## Exercise text
····················
A general method for extracting individual coupling constants from crowded 1H NMR spectra

Abstract

Couplings between protons, whether scalar or dipolar, provide a wealth of structural information. Unfortunately, the high number of 1H-1H couplings gives rise to complex multiplets and severe overlap in crowded spectra, greatly complicating their measurement. Many different methods exist for disentangling couplings, but none approaches optimum resolution. Here, we present a general new 2D J-resolved method, PSYCHEDELIC, in which all homonuclear couplings are suppressed in F2, and only the couplings to chosen spins appear, as simple doublets, in F1. This approaches the theoretical limit for resolving 1H-1H couplings, with close to natural linewidths and with only chemical shifts in F2. With the same high sensitivity and spectral purity as the parent PSYCHE pure shift experiment, PSYCHEDELIC offers a robust method for chemists seeking to exploit couplings for structural, conformational, or stereochemical analyses. Finding a needle in a haystack: Measurement of 1H-1H couplings in very crowded 1H NMR spectra is made straightforward by a general new method, PSYCHEDELIC. This resolves individual couplings at near-ideal resolution, without interference from other splittings, with good tolerance to strong coupling, and at high sensitivity.
····················
## Information provided
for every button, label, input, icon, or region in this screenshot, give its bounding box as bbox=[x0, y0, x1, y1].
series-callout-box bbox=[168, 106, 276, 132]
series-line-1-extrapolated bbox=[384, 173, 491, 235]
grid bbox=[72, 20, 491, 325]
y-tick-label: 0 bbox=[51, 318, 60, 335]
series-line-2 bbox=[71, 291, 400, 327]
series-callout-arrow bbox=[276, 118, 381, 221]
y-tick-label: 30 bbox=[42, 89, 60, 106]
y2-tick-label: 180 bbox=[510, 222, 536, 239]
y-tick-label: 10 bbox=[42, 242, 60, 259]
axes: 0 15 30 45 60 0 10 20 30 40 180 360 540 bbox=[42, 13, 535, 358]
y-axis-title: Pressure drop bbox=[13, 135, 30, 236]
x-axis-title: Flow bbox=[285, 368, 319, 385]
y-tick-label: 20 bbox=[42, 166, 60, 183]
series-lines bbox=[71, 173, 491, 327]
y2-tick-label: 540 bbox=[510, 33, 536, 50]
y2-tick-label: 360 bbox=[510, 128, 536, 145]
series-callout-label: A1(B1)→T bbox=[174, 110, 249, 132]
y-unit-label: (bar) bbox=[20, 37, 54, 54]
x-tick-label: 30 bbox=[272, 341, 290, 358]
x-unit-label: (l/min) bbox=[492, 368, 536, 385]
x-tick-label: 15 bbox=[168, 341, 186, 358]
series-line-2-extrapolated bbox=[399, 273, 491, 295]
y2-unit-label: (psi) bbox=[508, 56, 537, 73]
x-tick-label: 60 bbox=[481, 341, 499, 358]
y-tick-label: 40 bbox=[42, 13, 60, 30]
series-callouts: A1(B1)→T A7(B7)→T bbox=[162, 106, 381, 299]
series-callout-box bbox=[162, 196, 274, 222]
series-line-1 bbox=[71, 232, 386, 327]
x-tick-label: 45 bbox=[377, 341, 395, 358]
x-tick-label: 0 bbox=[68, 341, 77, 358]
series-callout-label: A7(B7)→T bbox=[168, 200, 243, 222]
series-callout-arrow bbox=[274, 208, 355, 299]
····················
In two sentences, summarize the abstract on extracting coupling constants from crowded 1H NMR spectra.

## Answer area
Couplings between protons carry a wealth of structural information, but in crowded 1H NMR spectra the many 1H-1H couplings produce complex multiplets and severe overlap, and existing methods for disentangling them fall short of optimum resolution. The new 2D J-resolved method PSYCHEDELIC suppresses all homonuclear couplings in F2 and shows only the couplings to chosen spins as simple doublets in F1, approaching the theoretical resolution limit with close to natural linewidths, high sensitivity, and good tolerance to strong coupling.